-- ENTRIES PROVIDED start --

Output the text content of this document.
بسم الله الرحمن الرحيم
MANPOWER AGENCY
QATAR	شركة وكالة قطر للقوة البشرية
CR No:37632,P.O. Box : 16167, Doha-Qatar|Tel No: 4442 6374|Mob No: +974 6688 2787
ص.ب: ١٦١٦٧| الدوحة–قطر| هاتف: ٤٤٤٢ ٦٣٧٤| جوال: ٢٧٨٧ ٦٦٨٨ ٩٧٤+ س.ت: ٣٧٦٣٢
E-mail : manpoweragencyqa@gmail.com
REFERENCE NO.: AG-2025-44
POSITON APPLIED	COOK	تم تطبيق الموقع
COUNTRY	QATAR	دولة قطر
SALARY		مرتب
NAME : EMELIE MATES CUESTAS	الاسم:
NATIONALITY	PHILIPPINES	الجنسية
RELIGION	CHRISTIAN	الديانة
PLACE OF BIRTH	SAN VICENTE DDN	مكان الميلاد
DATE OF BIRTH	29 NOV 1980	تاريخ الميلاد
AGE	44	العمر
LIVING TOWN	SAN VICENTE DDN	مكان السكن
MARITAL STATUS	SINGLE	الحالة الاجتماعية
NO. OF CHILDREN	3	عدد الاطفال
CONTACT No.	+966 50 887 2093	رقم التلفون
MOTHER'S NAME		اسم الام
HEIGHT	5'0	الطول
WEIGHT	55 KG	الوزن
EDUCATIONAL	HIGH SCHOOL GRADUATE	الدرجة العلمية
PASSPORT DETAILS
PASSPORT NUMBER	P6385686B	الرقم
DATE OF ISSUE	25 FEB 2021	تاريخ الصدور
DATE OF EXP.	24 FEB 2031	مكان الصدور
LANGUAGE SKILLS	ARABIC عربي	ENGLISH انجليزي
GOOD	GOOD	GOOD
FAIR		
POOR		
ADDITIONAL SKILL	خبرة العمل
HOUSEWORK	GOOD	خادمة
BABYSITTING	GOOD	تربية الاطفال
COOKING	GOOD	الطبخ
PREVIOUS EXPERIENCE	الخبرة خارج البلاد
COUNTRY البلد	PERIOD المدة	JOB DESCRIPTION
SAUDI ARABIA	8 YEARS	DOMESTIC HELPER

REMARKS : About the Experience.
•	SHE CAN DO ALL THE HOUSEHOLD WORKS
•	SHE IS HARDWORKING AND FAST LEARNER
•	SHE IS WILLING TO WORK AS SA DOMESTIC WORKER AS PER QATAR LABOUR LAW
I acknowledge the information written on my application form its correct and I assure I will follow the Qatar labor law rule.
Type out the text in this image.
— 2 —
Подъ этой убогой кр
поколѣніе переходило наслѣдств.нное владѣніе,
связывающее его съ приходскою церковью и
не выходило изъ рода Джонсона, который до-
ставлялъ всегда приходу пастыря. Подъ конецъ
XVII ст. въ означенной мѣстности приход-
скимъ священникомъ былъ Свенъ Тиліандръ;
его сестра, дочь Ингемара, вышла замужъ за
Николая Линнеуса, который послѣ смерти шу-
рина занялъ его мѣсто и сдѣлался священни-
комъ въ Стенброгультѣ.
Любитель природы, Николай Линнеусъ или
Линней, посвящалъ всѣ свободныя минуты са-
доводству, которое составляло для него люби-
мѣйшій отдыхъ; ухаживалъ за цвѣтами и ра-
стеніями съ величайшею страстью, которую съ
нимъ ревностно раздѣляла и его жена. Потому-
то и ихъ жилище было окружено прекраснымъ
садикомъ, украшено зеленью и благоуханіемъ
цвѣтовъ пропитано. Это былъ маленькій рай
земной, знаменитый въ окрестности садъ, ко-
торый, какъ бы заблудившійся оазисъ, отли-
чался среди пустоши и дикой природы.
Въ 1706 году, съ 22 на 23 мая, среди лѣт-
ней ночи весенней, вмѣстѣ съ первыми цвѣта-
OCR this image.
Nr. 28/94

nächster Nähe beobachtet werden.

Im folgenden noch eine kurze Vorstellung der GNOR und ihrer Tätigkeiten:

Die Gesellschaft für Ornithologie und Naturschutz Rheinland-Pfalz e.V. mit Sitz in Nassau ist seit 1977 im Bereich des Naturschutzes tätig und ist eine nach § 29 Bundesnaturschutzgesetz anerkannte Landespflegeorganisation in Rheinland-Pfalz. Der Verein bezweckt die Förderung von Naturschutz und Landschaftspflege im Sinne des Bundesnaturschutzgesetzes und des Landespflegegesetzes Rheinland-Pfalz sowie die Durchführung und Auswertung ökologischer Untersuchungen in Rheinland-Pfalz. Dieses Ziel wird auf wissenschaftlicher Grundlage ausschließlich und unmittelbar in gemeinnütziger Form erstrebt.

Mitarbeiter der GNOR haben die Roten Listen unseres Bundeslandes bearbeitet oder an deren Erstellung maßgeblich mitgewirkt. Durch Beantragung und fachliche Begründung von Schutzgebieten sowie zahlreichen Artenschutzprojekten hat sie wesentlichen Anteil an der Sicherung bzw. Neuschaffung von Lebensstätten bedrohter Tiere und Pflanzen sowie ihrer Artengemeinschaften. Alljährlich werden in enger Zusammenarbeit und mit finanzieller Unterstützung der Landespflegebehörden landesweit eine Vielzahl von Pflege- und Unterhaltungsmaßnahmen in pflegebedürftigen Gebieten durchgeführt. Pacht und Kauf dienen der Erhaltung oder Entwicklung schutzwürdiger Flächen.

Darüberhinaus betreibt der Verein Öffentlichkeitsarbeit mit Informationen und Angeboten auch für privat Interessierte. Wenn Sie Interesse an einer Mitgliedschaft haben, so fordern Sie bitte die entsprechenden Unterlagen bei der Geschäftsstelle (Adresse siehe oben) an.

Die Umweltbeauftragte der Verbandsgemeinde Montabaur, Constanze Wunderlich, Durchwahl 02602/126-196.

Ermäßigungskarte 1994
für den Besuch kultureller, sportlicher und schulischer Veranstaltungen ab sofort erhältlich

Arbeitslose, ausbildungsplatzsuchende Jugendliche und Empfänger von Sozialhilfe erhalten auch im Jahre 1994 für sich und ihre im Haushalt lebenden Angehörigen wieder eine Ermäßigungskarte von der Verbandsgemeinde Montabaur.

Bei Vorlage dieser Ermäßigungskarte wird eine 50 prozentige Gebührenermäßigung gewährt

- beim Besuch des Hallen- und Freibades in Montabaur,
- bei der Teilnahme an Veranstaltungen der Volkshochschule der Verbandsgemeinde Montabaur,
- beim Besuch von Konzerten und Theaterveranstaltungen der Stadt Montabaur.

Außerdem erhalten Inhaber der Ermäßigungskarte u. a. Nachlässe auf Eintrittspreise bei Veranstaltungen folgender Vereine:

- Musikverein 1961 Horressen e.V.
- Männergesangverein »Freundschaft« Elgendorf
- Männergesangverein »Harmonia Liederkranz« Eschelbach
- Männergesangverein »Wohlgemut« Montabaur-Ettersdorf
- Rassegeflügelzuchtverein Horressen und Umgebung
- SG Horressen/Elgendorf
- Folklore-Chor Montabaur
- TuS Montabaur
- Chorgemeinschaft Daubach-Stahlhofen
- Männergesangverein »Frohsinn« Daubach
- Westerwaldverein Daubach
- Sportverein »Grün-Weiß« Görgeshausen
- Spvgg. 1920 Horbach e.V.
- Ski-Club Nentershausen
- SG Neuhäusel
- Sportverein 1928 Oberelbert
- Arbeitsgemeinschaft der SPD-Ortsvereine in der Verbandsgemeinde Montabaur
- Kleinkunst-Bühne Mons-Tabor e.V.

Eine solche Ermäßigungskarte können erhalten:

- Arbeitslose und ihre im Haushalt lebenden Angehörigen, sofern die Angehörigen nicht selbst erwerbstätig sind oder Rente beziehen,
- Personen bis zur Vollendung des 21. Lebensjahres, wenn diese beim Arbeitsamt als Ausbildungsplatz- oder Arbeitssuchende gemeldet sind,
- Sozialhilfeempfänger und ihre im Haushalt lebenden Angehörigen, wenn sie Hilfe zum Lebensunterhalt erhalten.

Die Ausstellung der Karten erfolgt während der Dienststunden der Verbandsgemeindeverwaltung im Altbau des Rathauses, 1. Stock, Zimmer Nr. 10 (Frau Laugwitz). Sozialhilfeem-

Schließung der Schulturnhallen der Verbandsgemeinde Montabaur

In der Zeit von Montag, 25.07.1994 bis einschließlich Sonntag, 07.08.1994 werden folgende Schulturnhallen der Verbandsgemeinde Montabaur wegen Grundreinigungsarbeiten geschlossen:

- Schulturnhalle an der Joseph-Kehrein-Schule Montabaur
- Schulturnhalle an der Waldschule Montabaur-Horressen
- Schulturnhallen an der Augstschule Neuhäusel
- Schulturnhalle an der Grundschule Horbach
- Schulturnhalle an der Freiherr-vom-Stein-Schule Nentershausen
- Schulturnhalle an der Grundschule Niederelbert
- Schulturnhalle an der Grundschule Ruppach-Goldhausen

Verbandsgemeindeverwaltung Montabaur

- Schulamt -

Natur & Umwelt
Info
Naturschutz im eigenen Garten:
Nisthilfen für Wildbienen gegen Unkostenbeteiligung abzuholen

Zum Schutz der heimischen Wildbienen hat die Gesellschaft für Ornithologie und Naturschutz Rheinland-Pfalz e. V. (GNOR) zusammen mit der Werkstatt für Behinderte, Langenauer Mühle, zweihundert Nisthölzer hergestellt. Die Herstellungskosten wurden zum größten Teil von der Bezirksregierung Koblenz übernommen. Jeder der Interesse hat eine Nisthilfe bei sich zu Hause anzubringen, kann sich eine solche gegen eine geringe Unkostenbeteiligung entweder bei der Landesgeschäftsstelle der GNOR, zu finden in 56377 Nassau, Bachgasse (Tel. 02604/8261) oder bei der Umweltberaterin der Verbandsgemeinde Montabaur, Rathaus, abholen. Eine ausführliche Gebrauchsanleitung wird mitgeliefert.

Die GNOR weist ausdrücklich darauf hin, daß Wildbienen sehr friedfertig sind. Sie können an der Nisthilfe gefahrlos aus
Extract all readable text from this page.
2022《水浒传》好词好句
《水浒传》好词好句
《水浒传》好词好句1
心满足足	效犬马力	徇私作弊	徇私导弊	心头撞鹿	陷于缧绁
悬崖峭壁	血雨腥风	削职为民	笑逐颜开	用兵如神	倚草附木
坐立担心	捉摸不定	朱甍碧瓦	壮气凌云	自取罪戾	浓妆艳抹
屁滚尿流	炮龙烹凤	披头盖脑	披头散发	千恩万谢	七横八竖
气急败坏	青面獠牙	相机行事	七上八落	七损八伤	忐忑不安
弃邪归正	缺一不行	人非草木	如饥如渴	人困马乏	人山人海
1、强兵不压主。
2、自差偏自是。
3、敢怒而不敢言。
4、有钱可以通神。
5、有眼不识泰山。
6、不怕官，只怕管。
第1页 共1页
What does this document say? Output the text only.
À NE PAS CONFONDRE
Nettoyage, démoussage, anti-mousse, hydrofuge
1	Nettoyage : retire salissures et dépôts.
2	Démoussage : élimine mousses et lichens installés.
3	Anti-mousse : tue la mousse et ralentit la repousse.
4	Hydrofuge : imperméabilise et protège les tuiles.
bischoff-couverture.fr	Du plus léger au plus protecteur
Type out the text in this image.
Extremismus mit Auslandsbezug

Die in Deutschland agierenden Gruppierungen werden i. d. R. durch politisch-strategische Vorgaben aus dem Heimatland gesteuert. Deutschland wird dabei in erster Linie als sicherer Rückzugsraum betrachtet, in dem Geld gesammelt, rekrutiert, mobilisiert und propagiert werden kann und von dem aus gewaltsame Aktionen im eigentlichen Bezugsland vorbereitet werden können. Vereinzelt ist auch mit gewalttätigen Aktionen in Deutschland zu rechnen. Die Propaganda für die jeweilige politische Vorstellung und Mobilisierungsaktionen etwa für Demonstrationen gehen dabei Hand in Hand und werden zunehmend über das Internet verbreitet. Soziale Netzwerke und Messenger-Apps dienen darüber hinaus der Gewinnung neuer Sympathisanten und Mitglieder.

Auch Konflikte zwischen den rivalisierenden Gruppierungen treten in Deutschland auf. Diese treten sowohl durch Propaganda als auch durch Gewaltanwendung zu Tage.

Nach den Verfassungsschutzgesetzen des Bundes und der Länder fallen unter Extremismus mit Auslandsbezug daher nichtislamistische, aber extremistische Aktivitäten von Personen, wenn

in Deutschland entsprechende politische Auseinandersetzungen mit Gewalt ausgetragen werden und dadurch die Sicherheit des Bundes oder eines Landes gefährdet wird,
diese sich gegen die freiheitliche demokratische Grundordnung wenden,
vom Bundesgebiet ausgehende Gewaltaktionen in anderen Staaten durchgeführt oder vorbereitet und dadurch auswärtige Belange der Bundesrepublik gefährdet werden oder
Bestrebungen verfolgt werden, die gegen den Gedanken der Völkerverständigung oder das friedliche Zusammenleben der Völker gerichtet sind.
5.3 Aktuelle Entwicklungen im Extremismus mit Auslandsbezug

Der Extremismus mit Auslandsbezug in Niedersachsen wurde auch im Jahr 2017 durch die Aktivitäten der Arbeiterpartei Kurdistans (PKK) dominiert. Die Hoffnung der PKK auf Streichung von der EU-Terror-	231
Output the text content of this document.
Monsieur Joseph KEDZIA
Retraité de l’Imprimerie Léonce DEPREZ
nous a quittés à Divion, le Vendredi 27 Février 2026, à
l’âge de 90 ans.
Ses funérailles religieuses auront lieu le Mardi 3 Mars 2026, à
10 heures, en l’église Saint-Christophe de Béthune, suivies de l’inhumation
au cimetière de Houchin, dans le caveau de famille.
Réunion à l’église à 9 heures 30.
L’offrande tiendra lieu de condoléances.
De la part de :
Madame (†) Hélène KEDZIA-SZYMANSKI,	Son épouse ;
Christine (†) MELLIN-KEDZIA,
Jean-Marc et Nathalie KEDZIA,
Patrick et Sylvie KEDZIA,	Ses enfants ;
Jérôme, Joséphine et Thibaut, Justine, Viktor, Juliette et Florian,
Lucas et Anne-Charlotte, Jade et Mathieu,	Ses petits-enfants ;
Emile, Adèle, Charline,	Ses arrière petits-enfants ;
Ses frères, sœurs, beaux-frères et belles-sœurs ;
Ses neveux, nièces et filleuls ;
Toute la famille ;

-- ENTRIES PROVIDED end --

» **WHAT TO DO**:
List all lines where "Horbach" occurs.

» **FULL SOLUTION**:
- Spvgg. 1920 Horbach e.V.
- Schulturnhalle an der Grundschule Horbach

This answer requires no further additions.